▸ Extracts from a graphics dataset:
┏━━

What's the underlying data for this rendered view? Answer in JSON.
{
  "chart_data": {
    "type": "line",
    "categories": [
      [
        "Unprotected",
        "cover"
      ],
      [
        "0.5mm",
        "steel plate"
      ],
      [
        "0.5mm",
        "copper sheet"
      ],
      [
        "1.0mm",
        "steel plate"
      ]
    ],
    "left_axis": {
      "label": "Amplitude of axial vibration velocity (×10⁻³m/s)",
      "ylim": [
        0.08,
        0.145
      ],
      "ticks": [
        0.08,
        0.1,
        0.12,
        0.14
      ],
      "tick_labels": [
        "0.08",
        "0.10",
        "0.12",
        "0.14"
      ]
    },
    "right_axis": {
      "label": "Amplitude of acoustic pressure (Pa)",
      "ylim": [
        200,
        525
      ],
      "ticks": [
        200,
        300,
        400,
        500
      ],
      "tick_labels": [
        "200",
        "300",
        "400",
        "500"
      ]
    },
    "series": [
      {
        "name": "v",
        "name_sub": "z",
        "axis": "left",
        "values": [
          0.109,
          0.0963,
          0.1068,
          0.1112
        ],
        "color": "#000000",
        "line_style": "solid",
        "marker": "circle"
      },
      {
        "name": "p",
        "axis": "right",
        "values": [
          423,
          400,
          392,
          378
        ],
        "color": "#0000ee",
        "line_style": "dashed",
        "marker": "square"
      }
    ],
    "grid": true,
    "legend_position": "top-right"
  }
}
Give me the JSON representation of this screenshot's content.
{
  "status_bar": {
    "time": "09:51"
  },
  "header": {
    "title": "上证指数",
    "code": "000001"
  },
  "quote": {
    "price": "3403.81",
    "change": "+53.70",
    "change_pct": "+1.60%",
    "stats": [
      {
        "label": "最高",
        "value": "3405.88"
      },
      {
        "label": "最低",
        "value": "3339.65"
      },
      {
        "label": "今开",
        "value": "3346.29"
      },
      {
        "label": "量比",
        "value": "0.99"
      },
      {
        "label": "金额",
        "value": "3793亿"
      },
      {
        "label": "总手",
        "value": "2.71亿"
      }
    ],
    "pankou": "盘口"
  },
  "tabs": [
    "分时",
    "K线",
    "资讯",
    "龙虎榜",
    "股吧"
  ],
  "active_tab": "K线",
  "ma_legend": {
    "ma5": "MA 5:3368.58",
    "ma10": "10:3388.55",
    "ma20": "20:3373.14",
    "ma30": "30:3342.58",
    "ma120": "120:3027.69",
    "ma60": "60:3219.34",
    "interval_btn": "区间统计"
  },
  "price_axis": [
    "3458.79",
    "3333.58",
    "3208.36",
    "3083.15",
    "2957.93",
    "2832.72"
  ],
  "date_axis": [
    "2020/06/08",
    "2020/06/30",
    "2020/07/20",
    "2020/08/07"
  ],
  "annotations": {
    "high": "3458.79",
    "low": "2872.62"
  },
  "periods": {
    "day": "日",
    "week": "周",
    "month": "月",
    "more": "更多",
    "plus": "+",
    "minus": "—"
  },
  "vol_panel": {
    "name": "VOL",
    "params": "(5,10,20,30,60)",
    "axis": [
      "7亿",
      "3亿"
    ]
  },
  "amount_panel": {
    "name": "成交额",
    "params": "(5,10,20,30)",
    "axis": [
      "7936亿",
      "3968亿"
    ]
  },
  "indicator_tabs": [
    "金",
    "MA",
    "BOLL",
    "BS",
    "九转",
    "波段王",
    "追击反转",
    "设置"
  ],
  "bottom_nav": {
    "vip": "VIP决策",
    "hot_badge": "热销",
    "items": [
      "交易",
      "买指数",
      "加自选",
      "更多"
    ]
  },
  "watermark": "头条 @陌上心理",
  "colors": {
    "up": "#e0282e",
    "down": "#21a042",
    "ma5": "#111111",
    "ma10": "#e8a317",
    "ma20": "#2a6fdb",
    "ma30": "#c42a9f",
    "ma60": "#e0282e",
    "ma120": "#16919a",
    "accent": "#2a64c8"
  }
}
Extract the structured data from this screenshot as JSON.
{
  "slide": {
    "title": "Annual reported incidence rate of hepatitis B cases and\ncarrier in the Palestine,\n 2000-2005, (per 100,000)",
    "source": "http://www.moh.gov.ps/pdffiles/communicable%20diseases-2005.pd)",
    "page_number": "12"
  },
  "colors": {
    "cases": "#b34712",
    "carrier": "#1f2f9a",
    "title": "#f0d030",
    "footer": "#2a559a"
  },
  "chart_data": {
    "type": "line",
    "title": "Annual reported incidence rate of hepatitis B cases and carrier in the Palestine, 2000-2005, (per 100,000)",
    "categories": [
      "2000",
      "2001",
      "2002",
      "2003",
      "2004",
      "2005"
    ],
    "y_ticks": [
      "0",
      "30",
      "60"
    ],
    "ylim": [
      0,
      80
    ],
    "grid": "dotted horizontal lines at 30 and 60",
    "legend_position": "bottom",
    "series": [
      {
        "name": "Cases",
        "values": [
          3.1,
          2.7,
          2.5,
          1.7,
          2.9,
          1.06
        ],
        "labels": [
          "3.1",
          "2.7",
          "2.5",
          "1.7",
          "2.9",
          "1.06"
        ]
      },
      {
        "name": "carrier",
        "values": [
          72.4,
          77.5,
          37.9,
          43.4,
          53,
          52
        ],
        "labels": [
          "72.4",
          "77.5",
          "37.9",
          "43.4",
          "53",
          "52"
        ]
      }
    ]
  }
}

┗━━

▸ TASK TO CARRY OUT: Print the entries exactly. Include every one.

▸ TASK OUTPUT:
What's the underlying data for this rendered view? Answer in JSON.
{
  "chart_data": {
    "type": "line",
    "categories": [
      [
        "Unprotected",
        "cover"
      ],
      [
        "0.5mm",
        "steel plate"
      ],
      [
        "0.5mm",
        "copper sheet"
      ],
      [
        "1.0mm",
        "steel plate"
      ]
    ],
    "left_axis": {
      "label": "Amplitude of axial vibration velocity (×10⁻³m/s)",
      "ylim": [
        0.08,
        0.145
      ],
      "ticks": [
        0.08,
        0.1,
        0.12,
        0.14
      ],
      "tick_labels": [
        "0.08",
        "0.10",
        "0.12",
        "0.14"
      ]
    },
    "right_axis": {
      "label": "Amplitude of acoustic pressure (Pa)",
      "ylim": [
        200,
        525
      ],
      "ticks": [
        200,
        300,
        400,
        500
      ],
      "tick_labels": [
        "200",
        "300",
        "400",
        "500"
      ]
    },
    "series": [
      {
        "name": "v",
        "name_sub": "z",
        "axis": "left",
        "values": [
          0.109,
          0.0963,
          0.1068,
          0.1112
        ],
        "color": "#000000",
        "line_style": "solid",
        "marker": "circle"
      },
      {
        "name": "p",
        "axis": "right",
        "values": [
          423,
          400,
          392,
          378
        ],
        "color": "#0000ee",
        "line_style": "dashed",
        "marker": "square"
      }
    ],
    "grid": true,
    "legend_position": "top-right"
  }
}
Give me the JSON representation of this screenshot's content.
{
  "status_bar": {
    "time": "09:51"
  },
  "header": {
    "title": "上证指数",
    "code": "000001"
  },
  "quote": {
    "price": "3403.81",
    "change": "+53.70",
    "change_pct": "+1.60%",
    "stats": [
      {
        "label": "最高",
        "value": "3405.88"
      },
      {
        "label": "最低",
        "value": "3339.65"
      },
      {
        "label": "今开",
        "value": "3346.29"
      },
      {
        "label": "量比",
        "value": "0.99"
      },
      {
        "label": "金额",
        "value": "3793亿"
      },
      {
        "label": "总手",
        "value": "2.71亿"
      }
    ],
    "pankou": "盘口"
  },
  "tabs": [
    "分时",
    "K线",
    "资讯",
    "龙虎榜",
    "股吧"
  ],
  "active_tab": "K线",
  "ma_legend": {
    "ma5": "MA 5:3368.58",
    "ma10": "10:3388.55",
    "ma20": "20:3373.14",
    "ma30": "30:3342.58",
    "ma120": "120:3027.69",
    "ma60": "60:3219.34",
    "interval_btn": "区间统计"
  },
  "price_axis": [
    "3458.79",
    "3333.58",
    "3208.36",
    "3083.15",
    "2957.93",
    "2832.72"
  ],
  "date_axis": [
    "2020/06/08",
    "2020/06/30",
    "2020/07/20",
    "2020/08/07"
  ],
  "annotations": {
    "high": "3458.79",
    "low": "2872.62"
  },
  "periods": {
    "day": "日",
    "week": "周",
    "month": "月",
    "more": "更多",
    "plus": "+",
    "minus": "—"
  },
  "vol_panel": {
    "name": "VOL",
    "params": "(5,10,20,30,60)",
    "axis": [
      "7亿",
      "3亿"
    ]
  },
  "amount_panel": {
    "name": "成交额",
    "params": "(5,10,20,30)",
    "axis": [
      "7936亿",
      "3968亿"
    ]
  },
  "indicator_tabs": [
    "金",
    "MA",
    "BOLL",
    "BS",
    "九转",
    "波段王",
    "追击反转",
    "设置"
  ],
  "bottom_nav": {
    "vip": "VIP决策",
    "hot_badge": "热销",
    "items": [
      "交易",
      "买指数",
      "加自选",
      "更多"
    ]
  },
  "watermark": "头条 @陌上心理",
  "colors": {
    "up": "#e0282e",
    "down": "#21a042",
    "ma5": "#111111",
    "ma10": "#e8a317",
    "ma20": "#2a6fdb",
    "ma30": "#c42a9f",
    "ma60": "#e0282e",
    "ma120": "#16919a",
    "accent": "#2a64c8"
  }
}
Extract the structured data from this screenshot as JSON.
{
  "slide": {
    "title": "Annual reported incidence rate of hepatitis B cases and\ncarrier in the Palestine,\n 2000-2005, (per 100,000)",
    "source": "http://www.moh.gov.ps/pdffiles/communicable%20diseases-2005.pd)",
    "page_number": "12"
  },
  "colors": {
    "cases": "#b34712",
    "carrier": "#1f2f9a",
    "title": "#f0d030",
    "footer": "#2a559a"
  },
  "chart_data": {
    "type": "line",
    "title": "Annual reported incidence rate of hepatitis B cases and carrier in the Palestine, 2000-2005, (per 100,000)",
    "categories": [
      "2000",
      "2001",
      "2002",
      "2003",
      "2004",
      "2005"
    ],
    "y_ticks": [
      "0",
      "30",
      "60"
    ],
    "ylim": [
      0,
      80
    ],
    "grid": "dotted horizontal lines at 30 and 60",
    "legend_position": "bottom",
    "series": [
      {
        "name": "Cases",
        "values": [
          3.1,
          2.7,
          2.5,
          1.7,
          2.9,
          1.06
        ],
        "labels": [
          "3.1",
          "2.7",
          "2.5",
          "1.7",
          "2.9",
          "1.06"
        ]
      },
      {
        "name": "carrier",
        "values": [
          72.4,
          77.5,
          37.9,
          43.4,
          53,
          52
        ],
        "labels": [
          "72.4",
          "77.5",
          "37.9",
          "43.4",
          "53",
          "52"
        ]
      }
    ]
  }
}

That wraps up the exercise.